## Start RECORDS
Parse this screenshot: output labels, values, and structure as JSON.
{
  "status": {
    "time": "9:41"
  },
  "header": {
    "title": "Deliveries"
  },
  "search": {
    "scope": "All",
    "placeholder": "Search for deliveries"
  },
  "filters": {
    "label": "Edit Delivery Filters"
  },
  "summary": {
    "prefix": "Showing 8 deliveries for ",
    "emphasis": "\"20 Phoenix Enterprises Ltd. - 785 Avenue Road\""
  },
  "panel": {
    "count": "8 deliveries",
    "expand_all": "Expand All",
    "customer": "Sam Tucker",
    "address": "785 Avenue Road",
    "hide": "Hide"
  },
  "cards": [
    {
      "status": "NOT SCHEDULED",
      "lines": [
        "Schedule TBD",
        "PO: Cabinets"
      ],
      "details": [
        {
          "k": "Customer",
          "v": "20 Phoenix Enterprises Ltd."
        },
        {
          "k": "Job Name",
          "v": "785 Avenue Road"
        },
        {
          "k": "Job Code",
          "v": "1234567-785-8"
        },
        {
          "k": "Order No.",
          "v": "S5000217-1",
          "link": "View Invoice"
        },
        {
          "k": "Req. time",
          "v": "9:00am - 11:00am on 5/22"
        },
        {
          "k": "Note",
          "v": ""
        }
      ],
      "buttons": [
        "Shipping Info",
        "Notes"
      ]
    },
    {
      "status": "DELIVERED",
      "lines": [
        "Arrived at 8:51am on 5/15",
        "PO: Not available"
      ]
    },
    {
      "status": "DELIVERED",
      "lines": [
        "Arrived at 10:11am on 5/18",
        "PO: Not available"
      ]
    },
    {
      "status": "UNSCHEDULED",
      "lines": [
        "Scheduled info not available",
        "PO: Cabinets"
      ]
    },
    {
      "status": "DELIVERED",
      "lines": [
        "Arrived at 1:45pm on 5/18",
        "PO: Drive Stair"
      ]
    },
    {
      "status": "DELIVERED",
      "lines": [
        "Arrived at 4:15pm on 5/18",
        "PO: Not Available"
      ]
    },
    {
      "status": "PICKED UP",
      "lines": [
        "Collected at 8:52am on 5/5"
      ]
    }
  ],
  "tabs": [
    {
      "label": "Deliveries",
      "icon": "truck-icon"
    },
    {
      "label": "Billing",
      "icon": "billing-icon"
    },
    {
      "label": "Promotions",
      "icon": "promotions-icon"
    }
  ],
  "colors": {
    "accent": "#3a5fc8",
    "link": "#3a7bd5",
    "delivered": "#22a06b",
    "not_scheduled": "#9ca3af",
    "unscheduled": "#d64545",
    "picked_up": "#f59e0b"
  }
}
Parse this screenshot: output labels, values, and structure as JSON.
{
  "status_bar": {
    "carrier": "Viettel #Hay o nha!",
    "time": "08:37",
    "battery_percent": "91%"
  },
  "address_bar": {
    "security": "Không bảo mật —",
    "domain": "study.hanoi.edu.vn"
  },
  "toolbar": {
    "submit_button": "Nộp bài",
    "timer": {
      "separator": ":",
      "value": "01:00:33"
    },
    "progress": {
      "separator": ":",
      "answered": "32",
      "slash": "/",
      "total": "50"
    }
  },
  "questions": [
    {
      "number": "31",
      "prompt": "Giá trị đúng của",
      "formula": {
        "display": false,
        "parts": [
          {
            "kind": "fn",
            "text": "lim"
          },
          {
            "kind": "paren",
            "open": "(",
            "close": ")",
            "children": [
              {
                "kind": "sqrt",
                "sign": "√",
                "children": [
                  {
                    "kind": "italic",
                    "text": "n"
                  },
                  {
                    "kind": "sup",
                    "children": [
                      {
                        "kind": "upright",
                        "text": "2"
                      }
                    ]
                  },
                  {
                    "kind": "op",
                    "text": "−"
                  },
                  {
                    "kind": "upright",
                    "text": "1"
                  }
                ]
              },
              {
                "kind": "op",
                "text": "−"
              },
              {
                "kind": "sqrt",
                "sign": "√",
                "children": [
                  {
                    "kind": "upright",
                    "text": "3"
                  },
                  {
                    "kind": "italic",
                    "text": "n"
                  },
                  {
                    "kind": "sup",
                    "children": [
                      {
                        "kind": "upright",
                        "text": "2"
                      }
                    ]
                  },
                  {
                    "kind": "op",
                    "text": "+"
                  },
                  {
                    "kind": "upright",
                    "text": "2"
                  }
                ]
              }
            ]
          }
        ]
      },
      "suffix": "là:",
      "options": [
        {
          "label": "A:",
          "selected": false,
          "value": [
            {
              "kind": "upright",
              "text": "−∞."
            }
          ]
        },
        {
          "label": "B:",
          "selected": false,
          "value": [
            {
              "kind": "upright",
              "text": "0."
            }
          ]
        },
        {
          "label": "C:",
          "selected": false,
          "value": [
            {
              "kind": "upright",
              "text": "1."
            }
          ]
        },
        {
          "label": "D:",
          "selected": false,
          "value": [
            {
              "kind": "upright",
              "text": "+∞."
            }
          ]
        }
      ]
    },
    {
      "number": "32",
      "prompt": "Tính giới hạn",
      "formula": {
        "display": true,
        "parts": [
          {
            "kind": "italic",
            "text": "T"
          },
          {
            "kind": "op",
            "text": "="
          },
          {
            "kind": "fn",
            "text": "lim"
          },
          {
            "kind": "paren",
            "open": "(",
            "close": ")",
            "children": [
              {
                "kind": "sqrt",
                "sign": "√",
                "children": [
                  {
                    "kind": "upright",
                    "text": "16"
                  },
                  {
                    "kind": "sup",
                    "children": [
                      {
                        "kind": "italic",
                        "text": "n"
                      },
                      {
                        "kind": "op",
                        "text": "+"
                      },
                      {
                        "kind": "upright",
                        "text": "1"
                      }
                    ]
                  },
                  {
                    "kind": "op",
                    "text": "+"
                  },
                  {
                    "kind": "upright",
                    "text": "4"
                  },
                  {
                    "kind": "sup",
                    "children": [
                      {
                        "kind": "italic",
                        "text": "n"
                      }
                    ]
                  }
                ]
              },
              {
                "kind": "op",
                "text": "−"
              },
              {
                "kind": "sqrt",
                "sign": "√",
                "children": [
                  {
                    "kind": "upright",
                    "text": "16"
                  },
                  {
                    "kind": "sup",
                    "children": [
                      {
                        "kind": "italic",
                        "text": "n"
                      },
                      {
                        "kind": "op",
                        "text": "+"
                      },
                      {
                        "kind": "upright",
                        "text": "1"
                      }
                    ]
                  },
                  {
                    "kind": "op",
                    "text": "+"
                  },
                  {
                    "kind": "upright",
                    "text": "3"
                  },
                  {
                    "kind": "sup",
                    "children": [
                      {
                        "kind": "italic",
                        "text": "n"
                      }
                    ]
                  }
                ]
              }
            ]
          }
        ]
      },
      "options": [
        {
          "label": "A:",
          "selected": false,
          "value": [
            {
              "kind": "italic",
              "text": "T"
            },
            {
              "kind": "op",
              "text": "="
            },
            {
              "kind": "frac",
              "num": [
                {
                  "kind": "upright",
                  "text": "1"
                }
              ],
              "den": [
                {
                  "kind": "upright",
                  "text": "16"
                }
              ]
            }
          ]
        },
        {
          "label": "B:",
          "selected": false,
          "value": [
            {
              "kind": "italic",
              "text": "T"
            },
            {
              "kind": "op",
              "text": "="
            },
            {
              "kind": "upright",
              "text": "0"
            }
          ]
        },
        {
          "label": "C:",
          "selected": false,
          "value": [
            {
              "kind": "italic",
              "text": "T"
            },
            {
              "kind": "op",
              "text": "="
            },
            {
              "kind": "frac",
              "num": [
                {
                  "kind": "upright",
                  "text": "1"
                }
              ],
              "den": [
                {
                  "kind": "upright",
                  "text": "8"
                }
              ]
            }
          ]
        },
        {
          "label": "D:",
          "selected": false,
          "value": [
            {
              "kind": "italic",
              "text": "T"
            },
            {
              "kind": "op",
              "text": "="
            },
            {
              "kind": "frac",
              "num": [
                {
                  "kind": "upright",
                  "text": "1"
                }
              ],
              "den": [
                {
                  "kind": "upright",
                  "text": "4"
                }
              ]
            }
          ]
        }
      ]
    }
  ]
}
## End RECORDS
TO DO: Scan the material above for the word "Road". Copy each line where it occurs.

SOLUTION FOR THIS TASK:
    "emphasis": "\"20 Phoenix Enterprises Ltd. - 785 Avenue Road\""
    "address": "785 Avenue Road",
          "v": "785 Avenue Road"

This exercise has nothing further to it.